● Data shown:
**********

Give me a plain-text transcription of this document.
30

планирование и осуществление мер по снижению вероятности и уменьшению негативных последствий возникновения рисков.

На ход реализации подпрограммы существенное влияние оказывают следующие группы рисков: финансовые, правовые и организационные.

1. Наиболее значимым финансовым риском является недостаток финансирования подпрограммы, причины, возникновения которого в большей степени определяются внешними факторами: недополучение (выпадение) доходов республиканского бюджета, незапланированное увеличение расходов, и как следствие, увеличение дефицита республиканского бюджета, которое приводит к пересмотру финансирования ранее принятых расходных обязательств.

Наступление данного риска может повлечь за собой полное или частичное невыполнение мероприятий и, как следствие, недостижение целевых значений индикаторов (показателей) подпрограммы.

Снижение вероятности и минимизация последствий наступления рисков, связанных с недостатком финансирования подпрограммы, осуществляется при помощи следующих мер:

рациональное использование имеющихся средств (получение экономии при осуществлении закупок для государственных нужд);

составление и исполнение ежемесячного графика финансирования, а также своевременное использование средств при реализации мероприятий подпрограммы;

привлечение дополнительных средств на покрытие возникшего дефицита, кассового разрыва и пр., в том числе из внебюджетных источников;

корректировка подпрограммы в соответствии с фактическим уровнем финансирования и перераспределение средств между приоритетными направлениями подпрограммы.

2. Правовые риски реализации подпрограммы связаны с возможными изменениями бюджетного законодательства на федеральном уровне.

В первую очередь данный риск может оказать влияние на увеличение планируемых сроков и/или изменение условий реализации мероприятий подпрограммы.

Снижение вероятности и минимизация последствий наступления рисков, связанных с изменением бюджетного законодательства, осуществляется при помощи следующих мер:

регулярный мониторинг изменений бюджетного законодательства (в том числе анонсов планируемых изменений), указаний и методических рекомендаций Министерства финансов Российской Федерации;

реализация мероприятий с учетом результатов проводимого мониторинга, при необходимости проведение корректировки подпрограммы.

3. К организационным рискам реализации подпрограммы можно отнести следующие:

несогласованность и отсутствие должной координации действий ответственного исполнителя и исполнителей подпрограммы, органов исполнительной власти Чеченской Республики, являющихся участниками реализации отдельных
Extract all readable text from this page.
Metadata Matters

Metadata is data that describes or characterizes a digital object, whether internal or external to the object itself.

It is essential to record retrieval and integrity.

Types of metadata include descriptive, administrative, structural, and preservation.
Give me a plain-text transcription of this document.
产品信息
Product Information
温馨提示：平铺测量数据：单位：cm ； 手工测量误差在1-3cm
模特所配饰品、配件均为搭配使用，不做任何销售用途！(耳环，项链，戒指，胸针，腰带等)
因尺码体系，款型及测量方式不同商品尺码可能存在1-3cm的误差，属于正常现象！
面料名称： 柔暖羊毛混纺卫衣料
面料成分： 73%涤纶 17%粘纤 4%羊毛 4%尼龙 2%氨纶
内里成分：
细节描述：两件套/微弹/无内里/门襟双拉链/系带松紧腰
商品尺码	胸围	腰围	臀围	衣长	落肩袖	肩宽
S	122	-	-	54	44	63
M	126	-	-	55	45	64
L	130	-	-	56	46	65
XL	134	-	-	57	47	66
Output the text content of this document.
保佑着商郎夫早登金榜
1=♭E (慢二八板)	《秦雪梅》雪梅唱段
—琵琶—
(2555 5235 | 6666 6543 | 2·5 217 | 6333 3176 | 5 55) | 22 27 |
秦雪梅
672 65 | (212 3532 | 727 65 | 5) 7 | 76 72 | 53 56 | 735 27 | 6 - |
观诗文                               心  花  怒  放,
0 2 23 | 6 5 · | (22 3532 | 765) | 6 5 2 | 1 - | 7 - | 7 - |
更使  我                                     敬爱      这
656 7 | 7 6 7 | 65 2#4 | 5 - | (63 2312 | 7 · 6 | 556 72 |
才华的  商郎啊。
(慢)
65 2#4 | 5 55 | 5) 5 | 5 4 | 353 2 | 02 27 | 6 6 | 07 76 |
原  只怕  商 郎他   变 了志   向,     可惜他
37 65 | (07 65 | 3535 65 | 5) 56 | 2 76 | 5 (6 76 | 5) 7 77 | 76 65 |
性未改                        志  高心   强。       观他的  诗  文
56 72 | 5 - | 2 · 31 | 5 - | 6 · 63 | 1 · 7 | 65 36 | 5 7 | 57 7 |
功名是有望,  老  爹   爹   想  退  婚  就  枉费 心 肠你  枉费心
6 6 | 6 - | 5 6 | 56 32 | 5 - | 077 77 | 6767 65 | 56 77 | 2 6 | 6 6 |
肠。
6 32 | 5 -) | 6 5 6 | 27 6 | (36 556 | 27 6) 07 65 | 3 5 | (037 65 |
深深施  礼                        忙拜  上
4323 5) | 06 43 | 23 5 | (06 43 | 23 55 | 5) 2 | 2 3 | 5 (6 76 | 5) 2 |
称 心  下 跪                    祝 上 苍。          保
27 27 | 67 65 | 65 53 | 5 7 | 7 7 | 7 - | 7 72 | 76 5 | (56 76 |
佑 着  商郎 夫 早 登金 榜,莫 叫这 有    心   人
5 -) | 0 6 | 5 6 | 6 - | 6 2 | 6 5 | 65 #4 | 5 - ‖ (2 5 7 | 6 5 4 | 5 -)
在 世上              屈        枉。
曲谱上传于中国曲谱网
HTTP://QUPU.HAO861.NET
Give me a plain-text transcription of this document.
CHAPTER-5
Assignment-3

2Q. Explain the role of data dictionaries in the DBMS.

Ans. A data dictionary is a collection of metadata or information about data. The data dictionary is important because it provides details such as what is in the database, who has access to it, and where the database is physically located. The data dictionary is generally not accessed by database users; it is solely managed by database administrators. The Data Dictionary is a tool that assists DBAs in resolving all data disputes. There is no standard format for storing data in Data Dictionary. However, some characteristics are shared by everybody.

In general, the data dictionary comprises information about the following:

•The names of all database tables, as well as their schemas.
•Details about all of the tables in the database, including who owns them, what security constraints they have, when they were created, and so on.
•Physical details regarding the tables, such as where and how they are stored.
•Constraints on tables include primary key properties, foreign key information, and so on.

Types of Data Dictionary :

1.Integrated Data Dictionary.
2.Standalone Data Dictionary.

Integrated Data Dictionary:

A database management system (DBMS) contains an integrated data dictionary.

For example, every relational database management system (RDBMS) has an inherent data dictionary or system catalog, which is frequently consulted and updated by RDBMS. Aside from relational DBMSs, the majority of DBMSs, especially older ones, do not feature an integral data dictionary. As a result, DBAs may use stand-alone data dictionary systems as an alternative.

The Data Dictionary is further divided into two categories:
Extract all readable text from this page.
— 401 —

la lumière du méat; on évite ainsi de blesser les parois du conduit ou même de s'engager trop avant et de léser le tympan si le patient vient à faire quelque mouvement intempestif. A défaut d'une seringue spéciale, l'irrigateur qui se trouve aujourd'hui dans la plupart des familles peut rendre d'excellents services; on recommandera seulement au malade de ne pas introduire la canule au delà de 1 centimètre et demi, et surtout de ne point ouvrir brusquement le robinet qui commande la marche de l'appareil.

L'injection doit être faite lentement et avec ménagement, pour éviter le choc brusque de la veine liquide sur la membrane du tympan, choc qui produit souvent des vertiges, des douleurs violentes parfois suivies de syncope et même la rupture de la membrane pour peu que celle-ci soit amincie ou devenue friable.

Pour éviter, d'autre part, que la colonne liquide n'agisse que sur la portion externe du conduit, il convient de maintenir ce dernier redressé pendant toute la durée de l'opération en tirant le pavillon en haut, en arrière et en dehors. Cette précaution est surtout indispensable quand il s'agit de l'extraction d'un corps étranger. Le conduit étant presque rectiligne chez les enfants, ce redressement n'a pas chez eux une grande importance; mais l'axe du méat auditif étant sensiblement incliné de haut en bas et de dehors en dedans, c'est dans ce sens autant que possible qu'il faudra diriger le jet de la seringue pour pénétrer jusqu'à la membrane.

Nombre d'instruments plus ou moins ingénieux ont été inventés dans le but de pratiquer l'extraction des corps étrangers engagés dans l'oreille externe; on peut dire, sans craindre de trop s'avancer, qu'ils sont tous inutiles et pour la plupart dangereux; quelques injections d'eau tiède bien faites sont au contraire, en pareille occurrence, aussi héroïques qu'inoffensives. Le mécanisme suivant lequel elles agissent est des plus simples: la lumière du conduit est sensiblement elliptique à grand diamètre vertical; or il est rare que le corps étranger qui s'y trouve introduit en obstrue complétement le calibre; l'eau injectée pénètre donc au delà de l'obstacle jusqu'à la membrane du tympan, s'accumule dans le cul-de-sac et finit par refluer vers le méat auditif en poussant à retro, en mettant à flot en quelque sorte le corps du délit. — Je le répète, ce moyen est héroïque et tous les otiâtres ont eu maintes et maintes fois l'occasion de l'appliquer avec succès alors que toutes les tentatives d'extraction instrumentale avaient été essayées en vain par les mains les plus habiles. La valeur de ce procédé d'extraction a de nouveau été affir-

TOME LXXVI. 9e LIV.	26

**********

● Exercise prompt:
Extract all lines that hold the word "может".

● Reply:
Наступление данного риска может повлечь за собой полное или частичное невыполнение мероприятий и, как следствие, недостижение целевых значений индикаторов (показателей) подпрограммы.
В первую очередь данный риск может оказать влияние на увеличение планируемых сроков и/или изменение условий реализации мероприятий подпрограммы.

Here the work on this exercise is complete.